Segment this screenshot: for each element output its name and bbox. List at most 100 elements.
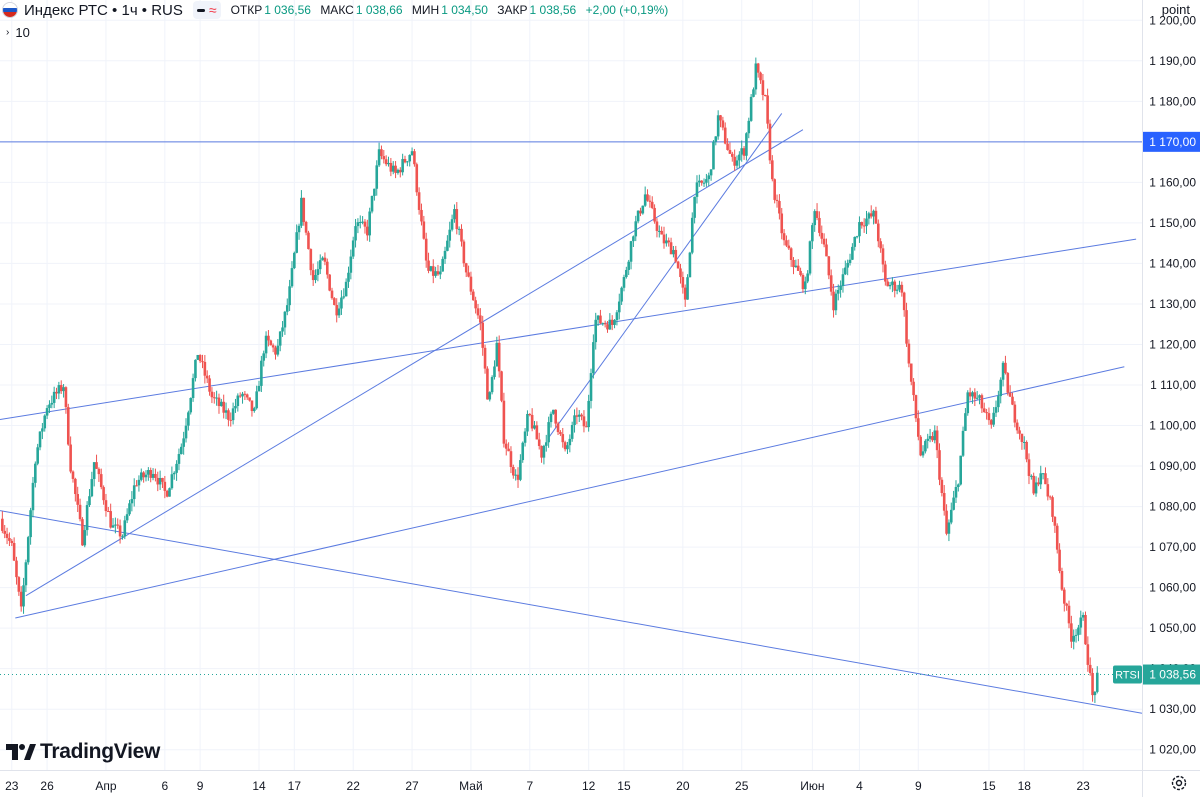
candle-up[interactable] xyxy=(811,225,814,242)
candle-up[interactable] xyxy=(533,425,536,429)
candle-down[interactable] xyxy=(420,209,423,222)
price-axis[interactable]: 1 020,001 030,001 040,001 050,001 060,00… xyxy=(1113,0,1200,797)
candle-down[interactable] xyxy=(909,363,913,382)
candle-down[interactable] xyxy=(945,510,948,534)
candle-up[interactable] xyxy=(36,447,39,464)
candle-up[interactable] xyxy=(300,197,303,226)
candle-down[interactable] xyxy=(886,281,889,287)
candle-down[interactable] xyxy=(243,393,247,395)
candle-down[interactable] xyxy=(71,471,75,479)
candle-down[interactable] xyxy=(424,238,428,261)
candle-up[interactable] xyxy=(808,241,812,274)
candle-down[interactable] xyxy=(829,275,833,292)
candle-down[interactable] xyxy=(780,213,784,234)
candle-up[interactable] xyxy=(542,445,546,458)
candle-up[interactable] xyxy=(924,440,927,452)
candle-down[interactable] xyxy=(389,162,393,172)
candle-up[interactable] xyxy=(632,236,635,242)
candle-down[interactable] xyxy=(486,368,489,400)
candle-up[interactable] xyxy=(643,194,647,206)
candle-down[interactable] xyxy=(1,518,4,531)
candle-up[interactable] xyxy=(241,393,244,397)
candle-down[interactable] xyxy=(1070,623,1073,642)
candle-down[interactable] xyxy=(1027,459,1031,476)
candle-down[interactable] xyxy=(427,260,430,271)
candle-up[interactable] xyxy=(1030,475,1033,477)
indicator-row[interactable]: › 10 xyxy=(0,22,30,42)
candle-up[interactable] xyxy=(964,413,967,431)
candle-up[interactable] xyxy=(855,236,859,238)
candle-up[interactable] xyxy=(549,413,553,423)
candle-up[interactable] xyxy=(180,446,183,455)
candle-up[interactable] xyxy=(570,425,574,439)
candle-down[interactable] xyxy=(1067,605,1071,624)
candle-down[interactable] xyxy=(335,304,339,316)
candle-up[interactable] xyxy=(262,353,266,361)
candle-down[interactable] xyxy=(559,432,562,435)
candle-up[interactable] xyxy=(172,472,176,475)
candle-down[interactable] xyxy=(205,375,209,379)
candle-down[interactable] xyxy=(862,225,866,227)
candle-down[interactable] xyxy=(778,201,781,214)
candle-up[interactable] xyxy=(158,477,162,485)
candle-down[interactable] xyxy=(154,473,157,478)
candle-down[interactable] xyxy=(931,436,934,441)
candle-down[interactable] xyxy=(1008,392,1012,397)
candle-up[interactable] xyxy=(41,428,44,432)
candle-down[interactable] xyxy=(307,232,310,250)
candle-up[interactable] xyxy=(714,136,718,142)
candle-up[interactable] xyxy=(62,387,65,392)
candle-up[interactable] xyxy=(693,196,696,218)
candle-down[interactable] xyxy=(69,444,72,472)
candle-down[interactable] xyxy=(363,221,367,227)
candle-up[interactable] xyxy=(592,342,595,374)
candle-up[interactable] xyxy=(794,265,798,268)
candle-up[interactable] xyxy=(547,422,550,443)
candle-up[interactable] xyxy=(519,460,522,480)
candle-down[interactable] xyxy=(1086,644,1090,665)
candle-down[interactable] xyxy=(768,123,772,161)
candle-down[interactable] xyxy=(394,165,397,173)
candle-down[interactable] xyxy=(660,230,663,235)
candle-up[interactable] xyxy=(803,281,807,290)
candle-down[interactable] xyxy=(912,381,915,396)
candle-up[interactable] xyxy=(290,268,294,287)
candle-up[interactable] xyxy=(544,442,548,446)
candle-down[interactable] xyxy=(723,127,727,144)
candle-up[interactable] xyxy=(321,257,324,261)
candle-up[interactable] xyxy=(26,537,30,563)
candle-down[interactable] xyxy=(227,410,230,420)
candle-up[interactable] xyxy=(368,211,371,236)
candle-down[interactable] xyxy=(10,540,14,543)
candle-down[interactable] xyxy=(683,287,687,300)
candle-up[interactable] xyxy=(260,360,263,386)
candle-down[interactable] xyxy=(504,443,508,449)
candle-down[interactable] xyxy=(474,300,477,309)
trend-line[interactable] xyxy=(548,113,783,438)
candle-up[interactable] xyxy=(846,262,849,268)
candle-down[interactable] xyxy=(302,197,306,222)
candle-down[interactable] xyxy=(655,221,659,231)
candle-down[interactable] xyxy=(681,277,685,288)
candle-down[interactable] xyxy=(217,397,221,407)
candle-down[interactable] xyxy=(782,233,786,241)
candle-down[interactable] xyxy=(483,347,487,369)
trend-line[interactable] xyxy=(15,366,1125,619)
candle-up[interactable] xyxy=(947,522,951,534)
candle-down[interactable] xyxy=(787,245,791,249)
candle-up[interactable] xyxy=(954,486,958,498)
candle-up[interactable] xyxy=(52,391,56,403)
candle-up[interactable] xyxy=(175,463,178,473)
candle-down[interactable] xyxy=(540,445,543,458)
candle-up[interactable] xyxy=(408,155,412,162)
candle-down[interactable] xyxy=(165,490,169,497)
candle-up[interactable] xyxy=(276,345,280,355)
candle-down[interactable] xyxy=(1051,497,1054,517)
candle-up[interactable] xyxy=(1022,441,1026,443)
candle-up[interactable] xyxy=(1034,482,1038,494)
settings-gear-icon[interactable] xyxy=(1170,774,1188,792)
candle-down[interactable] xyxy=(860,222,864,226)
symbol-title[interactable]: Индекс РТС • 1ч • RUS xyxy=(24,1,183,19)
candle-down[interactable] xyxy=(917,418,920,437)
candle-up[interactable] xyxy=(622,277,626,288)
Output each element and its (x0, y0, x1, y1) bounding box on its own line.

***

=== Goal of the exercise ===
Rewrite the material above with every "candle-up" changed to "candle-green" and nothing else altered. Leave out the picture.

=== Complete answer ===
Segment this screenshot: for each element output its name and bbox. List at most 100 elements.
candle-green[interactable] xyxy=(811,225,814,242)
candle-green[interactable] xyxy=(533,425,536,429)
candle-down[interactable] xyxy=(420,209,423,222)
price-axis[interactable]: 1 020,001 030,001 040,001 050,001 060,00… xyxy=(1113,0,1200,797)
candle-down[interactable] xyxy=(909,363,913,382)
candle-down[interactable] xyxy=(945,510,948,534)
candle-green[interactable] xyxy=(36,447,39,464)
candle-green[interactable] xyxy=(300,197,303,226)
candle-down[interactable] xyxy=(886,281,889,287)
candle-down[interactable] xyxy=(243,393,247,395)
candle-down[interactable] xyxy=(71,471,75,479)
candle-down[interactable] xyxy=(424,238,428,261)
candle-green[interactable] xyxy=(808,241,812,274)
candle-down[interactable] xyxy=(829,275,833,292)
candle-down[interactable] xyxy=(780,213,784,234)
candle-green[interactable] xyxy=(542,445,546,458)
candle-green[interactable] xyxy=(924,440,927,452)
candle-down[interactable] xyxy=(389,162,393,172)
candle-green[interactable] xyxy=(632,236,635,242)
candle-down[interactable] xyxy=(486,368,489,400)
candle-green[interactable] xyxy=(643,194,647,206)
candle-down[interactable] xyxy=(1,518,4,531)
candle-green[interactable] xyxy=(241,393,244,397)
candle-down[interactable] xyxy=(1070,623,1073,642)
candle-down[interactable] xyxy=(1027,459,1031,476)
candle-down[interactable] xyxy=(427,260,430,271)
candle-green[interactable] xyxy=(1030,475,1033,477)
indicator-row[interactable]: › 10 xyxy=(0,22,30,42)
candle-green[interactable] xyxy=(964,413,967,431)
candle-green[interactable] xyxy=(855,236,859,238)
candle-green[interactable] xyxy=(549,413,553,423)
candle-green[interactable] xyxy=(180,446,183,455)
candle-green[interactable] xyxy=(570,425,574,439)
candle-down[interactable] xyxy=(1067,605,1071,624)
candle-down[interactable] xyxy=(335,304,339,316)
candle-green[interactable] xyxy=(262,353,266,361)
candle-down[interactable] xyxy=(559,432,562,435)
candle-green[interactable] xyxy=(172,472,176,475)
candle-down[interactable] xyxy=(205,375,209,379)
candle-down[interactable] xyxy=(862,225,866,227)
candle-down[interactable] xyxy=(778,201,781,214)
candle-green[interactable] xyxy=(158,477,162,485)
candle-down[interactable] xyxy=(154,473,157,478)
candle-down[interactable] xyxy=(931,436,934,441)
candle-down[interactable] xyxy=(1008,392,1012,397)
candle-green[interactable] xyxy=(41,428,44,432)
candle-down[interactable] xyxy=(307,232,310,250)
candle-green[interactable] xyxy=(714,136,718,142)
candle-green[interactable] xyxy=(62,387,65,392)
candle-green[interactable] xyxy=(693,196,696,218)
candle-down[interactable] xyxy=(69,444,72,472)
candle-down[interactable] xyxy=(363,221,367,227)
candle-green[interactable] xyxy=(592,342,595,374)
candle-green[interactable] xyxy=(794,265,798,268)
candle-green[interactable] xyxy=(547,422,550,443)
candle-green[interactable] xyxy=(519,460,522,480)
candle-down[interactable] xyxy=(1086,644,1090,665)
candle-down[interactable] xyxy=(768,123,772,161)
candle-down[interactable] xyxy=(394,165,397,173)
candle-down[interactable] xyxy=(660,230,663,235)
candle-green[interactable] xyxy=(803,281,807,290)
candle-down[interactable] xyxy=(912,381,915,396)
candle-green[interactable] xyxy=(290,268,294,287)
candle-green[interactable] xyxy=(544,442,548,446)
candle-down[interactable] xyxy=(723,127,727,144)
candle-green[interactable] xyxy=(321,257,324,261)
candle-green[interactable] xyxy=(26,537,30,563)
candle-down[interactable] xyxy=(227,410,230,420)
candle-green[interactable] xyxy=(368,211,371,236)
candle-down[interactable] xyxy=(10,540,14,543)
candle-down[interactable] xyxy=(683,287,687,300)
candle-green[interactable] xyxy=(260,360,263,386)
candle-down[interactable] xyxy=(504,443,508,449)
candle-down[interactable] xyxy=(474,300,477,309)
trend-line[interactable] xyxy=(548,113,783,438)
candle-green[interactable] xyxy=(846,262,849,268)
candle-down[interactable] xyxy=(302,197,306,222)
candle-down[interactable] xyxy=(655,221,659,231)
candle-down[interactable] xyxy=(681,277,685,288)
candle-down[interactable] xyxy=(217,397,221,407)
candle-down[interactable] xyxy=(782,233,786,241)
candle-down[interactable] xyxy=(483,347,487,369)
trend-line[interactable] xyxy=(15,366,1125,619)
candle-green[interactable] xyxy=(947,522,951,534)
candle-down[interactable] xyxy=(787,245,791,249)
candle-green[interactable] xyxy=(954,486,958,498)
candle-green[interactable] xyxy=(52,391,56,403)
candle-green[interactable] xyxy=(175,463,178,473)
candle-down[interactable] xyxy=(540,445,543,458)
candle-green[interactable] xyxy=(408,155,412,162)
candle-down[interactable] xyxy=(165,490,169,497)
candle-green[interactable] xyxy=(276,345,280,355)
candle-down[interactable] xyxy=(1051,497,1054,517)
candle-green[interactable] xyxy=(1022,441,1026,443)
candle-green[interactable] xyxy=(1034,482,1038,494)
settings-gear-icon[interactable] xyxy=(1170,774,1188,792)
candle-down[interactable] xyxy=(860,222,864,226)
symbol-title[interactable]: Индекс РТС • 1ч • RUS xyxy=(24,1,183,19)
candle-down[interactable] xyxy=(917,418,920,437)
candle-green[interactable] xyxy=(622,277,626,288)
Output each element and its (x0, y0, x1, y1) bounding box on its own line.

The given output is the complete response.